* **TO BE DONE**:
Are you able to retype all the records below exactly?

(Figure dataset records)
---+---

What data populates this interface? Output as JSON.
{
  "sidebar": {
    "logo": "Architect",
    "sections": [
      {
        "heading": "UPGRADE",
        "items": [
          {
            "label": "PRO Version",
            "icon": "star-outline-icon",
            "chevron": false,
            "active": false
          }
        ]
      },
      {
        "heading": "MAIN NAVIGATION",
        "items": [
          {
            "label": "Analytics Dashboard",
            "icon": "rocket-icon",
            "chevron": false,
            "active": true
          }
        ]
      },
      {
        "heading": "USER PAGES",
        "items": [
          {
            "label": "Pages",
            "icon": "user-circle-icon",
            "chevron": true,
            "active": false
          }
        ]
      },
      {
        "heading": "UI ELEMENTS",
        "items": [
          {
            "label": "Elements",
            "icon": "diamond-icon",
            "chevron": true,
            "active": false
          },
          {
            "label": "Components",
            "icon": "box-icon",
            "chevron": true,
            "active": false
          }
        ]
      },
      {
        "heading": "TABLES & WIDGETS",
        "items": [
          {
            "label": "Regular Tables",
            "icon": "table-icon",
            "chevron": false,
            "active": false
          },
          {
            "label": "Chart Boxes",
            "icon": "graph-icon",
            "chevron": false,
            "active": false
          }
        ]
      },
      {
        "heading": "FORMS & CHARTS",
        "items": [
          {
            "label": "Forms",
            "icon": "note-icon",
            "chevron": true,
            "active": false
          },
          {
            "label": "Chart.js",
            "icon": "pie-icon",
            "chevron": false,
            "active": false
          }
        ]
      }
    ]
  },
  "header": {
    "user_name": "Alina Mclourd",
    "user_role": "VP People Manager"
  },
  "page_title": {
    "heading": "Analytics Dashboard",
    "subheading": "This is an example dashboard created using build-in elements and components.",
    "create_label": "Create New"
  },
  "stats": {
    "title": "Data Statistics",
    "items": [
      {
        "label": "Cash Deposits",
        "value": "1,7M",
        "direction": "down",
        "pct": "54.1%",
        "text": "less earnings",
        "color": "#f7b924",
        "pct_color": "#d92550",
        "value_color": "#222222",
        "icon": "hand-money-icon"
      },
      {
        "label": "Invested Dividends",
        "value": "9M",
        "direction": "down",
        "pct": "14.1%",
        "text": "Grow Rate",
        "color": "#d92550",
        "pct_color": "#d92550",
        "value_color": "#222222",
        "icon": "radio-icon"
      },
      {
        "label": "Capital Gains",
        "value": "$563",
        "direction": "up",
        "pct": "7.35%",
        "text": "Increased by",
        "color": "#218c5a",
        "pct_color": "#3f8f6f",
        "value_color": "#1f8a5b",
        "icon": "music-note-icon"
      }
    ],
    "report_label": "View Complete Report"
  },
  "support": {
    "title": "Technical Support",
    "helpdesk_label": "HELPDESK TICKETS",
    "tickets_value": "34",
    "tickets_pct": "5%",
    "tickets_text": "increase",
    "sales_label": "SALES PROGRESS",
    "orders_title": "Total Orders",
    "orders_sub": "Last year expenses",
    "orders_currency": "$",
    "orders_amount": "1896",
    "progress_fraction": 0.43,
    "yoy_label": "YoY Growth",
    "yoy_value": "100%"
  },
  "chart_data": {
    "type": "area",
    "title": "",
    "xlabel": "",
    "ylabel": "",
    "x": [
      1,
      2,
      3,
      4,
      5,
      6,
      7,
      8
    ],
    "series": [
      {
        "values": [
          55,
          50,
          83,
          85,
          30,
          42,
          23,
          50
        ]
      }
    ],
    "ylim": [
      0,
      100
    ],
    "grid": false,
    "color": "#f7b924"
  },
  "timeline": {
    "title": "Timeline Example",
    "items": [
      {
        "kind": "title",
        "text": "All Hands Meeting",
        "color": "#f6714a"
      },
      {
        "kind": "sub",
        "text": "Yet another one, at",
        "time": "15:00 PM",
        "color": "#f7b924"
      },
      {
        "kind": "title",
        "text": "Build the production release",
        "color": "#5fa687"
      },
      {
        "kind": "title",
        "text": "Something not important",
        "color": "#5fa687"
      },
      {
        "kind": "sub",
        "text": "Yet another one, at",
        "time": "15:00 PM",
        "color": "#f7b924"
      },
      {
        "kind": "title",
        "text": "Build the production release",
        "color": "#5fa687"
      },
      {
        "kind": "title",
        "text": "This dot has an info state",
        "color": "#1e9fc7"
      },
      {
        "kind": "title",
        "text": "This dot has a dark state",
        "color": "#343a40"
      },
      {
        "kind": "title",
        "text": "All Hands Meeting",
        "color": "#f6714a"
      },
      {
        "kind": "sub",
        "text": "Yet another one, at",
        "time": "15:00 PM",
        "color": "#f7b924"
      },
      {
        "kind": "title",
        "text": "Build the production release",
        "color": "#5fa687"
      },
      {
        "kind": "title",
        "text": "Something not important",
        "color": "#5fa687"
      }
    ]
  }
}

---+---

* **THE OUTPUT**:
What data populates this interface? Output as JSON.
{
  "sidebar": {
    "logo": "Architect",
    "sections": [
      {
        "heading": "UPGRADE",
        "items": [
          {
            "label": "PRO Version",
            "icon": "star-outline-icon",
            "chevron": false,
            "active": false
          }
        ]
      },
      {
        "heading": "MAIN NAVIGATION",
        "items": [
          {
            "label": "Analytics Dashboard",
            "icon": "rocket-icon",
            "chevron": false,
            "active": true
          }
        ]
      },
      {
        "heading": "USER PAGES",
        "items": [
          {
            "label": "Pages",
            "icon": "user-circle-icon",
            "chevron": true,
            "active": false
          }
        ]
      },
      {
        "heading": "UI ELEMENTS",
        "items": [
          {
            "label": "Elements",
            "icon": "diamond-icon",
            "chevron": true,
            "active": false
          },
          {
            "label": "Components",
            "icon": "box-icon",
            "chevron": true,
            "active": false
          }
        ]
      },
      {
        "heading": "TABLES & WIDGETS",
        "items": [
          {
            "label": "Regular Tables",
            "icon": "table-icon",
            "chevron": false,
            "active": false
          },
          {
            "label": "Chart Boxes",
            "icon": "graph-icon",
            "chevron": false,
            "active": false
          }
        ]
      },
      {
        "heading": "FORMS & CHARTS",
        "items": [
          {
            "label": "Forms",
            "icon": "note-icon",
            "chevron": true,
            "active": false
          },
          {
            "label": "Chart.js",
            "icon": "pie-icon",
            "chevron": false,
            "active": false
          }
        ]
      }
    ]
  },
  "header": {
    "user_name": "Alina Mclourd",
    "user_role": "VP People Manager"
  },
  "page_title": {
    "heading": "Analytics Dashboard",
    "subheading": "This is an example dashboard created using build-in elements and components.",
    "create_label": "Create New"
  },
  "stats": {
    "title": "Data Statistics",
    "items": [
      {
        "label": "Cash Deposits",
        "value": "1,7M",
        "direction": "down",
        "pct": "54.1%",
        "text": "less earnings",
        "color": "#f7b924",
        "pct_color": "#d92550",
        "value_color": "#222222",
        "icon": "hand-money-icon"
      },
      {
        "label": "Invested Dividends",
        "value": "9M",
        "direction": "down",
        "pct": "14.1%",
        "text": "Grow Rate",
        "color": "#d92550",
        "pct_color": "#d92550",
        "value_color": "#222222",
        "icon": "radio-icon"
      },
      {
        "label": "Capital Gains",
        "value": "$563",
        "direction": "up",
        "pct": "7.35%",
        "text": "Increased by",
        "color": "#218c5a",
        "pct_color": "#3f8f6f",
        "value_color": "#1f8a5b",
        "icon": "music-note-icon"
      }
    ],
    "report_label": "View Complete Report"
  },
  "support": {
    "title": "Technical Support",
    "helpdesk_label": "HELPDESK TICKETS",
    "tickets_value": "34",
    "tickets_pct": "5%",
    "tickets_text": "increase",
    "sales_label": "SALES PROGRESS",
    "orders_title": "Total Orders",
    "orders_sub": "Last year expenses",
    "orders_currency": "$",
    "orders_amount": "1896",
    "progress_fraction": 0.43,
    "yoy_label": "YoY Growth",
    "yoy_value": "100%"
  },
  "chart_data": {
    "type": "area",
    "title": "",
    "xlabel": "",
    "ylabel": "",
    "x": [
      1,
      2,
      3,
      4,
      5,
      6,
      7,
      8
    ],
    "series": [
      {
        "values": [
          55,
          50,
          83,
          85,
          30,
          42,
          23,
          50
        ]
      }
    ],
    "ylim": [
      0,
      100
    ],
    "grid": false,
    "color": "#f7b924"
  },
  "timeline": {
    "title": "Timeline Example",
    "items": [
      {
        "kind": "title",
        "text": "All Hands Meeting",
        "color": "#f6714a"
      },
      {
        "kind": "sub",
        "text": "Yet another one, at",
        "time": "15:00 PM",
        "color": "#f7b924"
      },
      {
        "kind": "title",
        "text": "Build the production release",
        "color": "#5fa687"
      },
      {
        "kind": "title",
        "text": "Something not important",
        "color": "#5fa687"
      },
      {
        "kind": "sub",
        "text": "Yet another one, at",
        "time": "15:00 PM",
        "color": "#f7b924"
      },
      {
        "kind": "title",
        "text": "Build the production release",
        "color": "#5fa687"
      },
      {
        "kind": "title",
        "text": "This dot has an info state",
        "color": "#1e9fc7"
      },
      {
        "kind": "title",
        "text": "This dot has a dark state",
        "color": "#343a40"
      },
      {
        "kind": "title",
        "text": "All Hands Meeting",
        "color": "#f6714a"
      },
      {
        "kind": "sub",
        "text": "Yet another one, at",
        "time": "15:00 PM",
        "color": "#f7b924"
      },
      {
        "kind": "title",
        "text": "Build the production release",
        "color": "#5fa687"
      },
      {
        "kind": "title",
        "text": "Something not important",
        "color": "#5fa687"
      }
    ]
  }
}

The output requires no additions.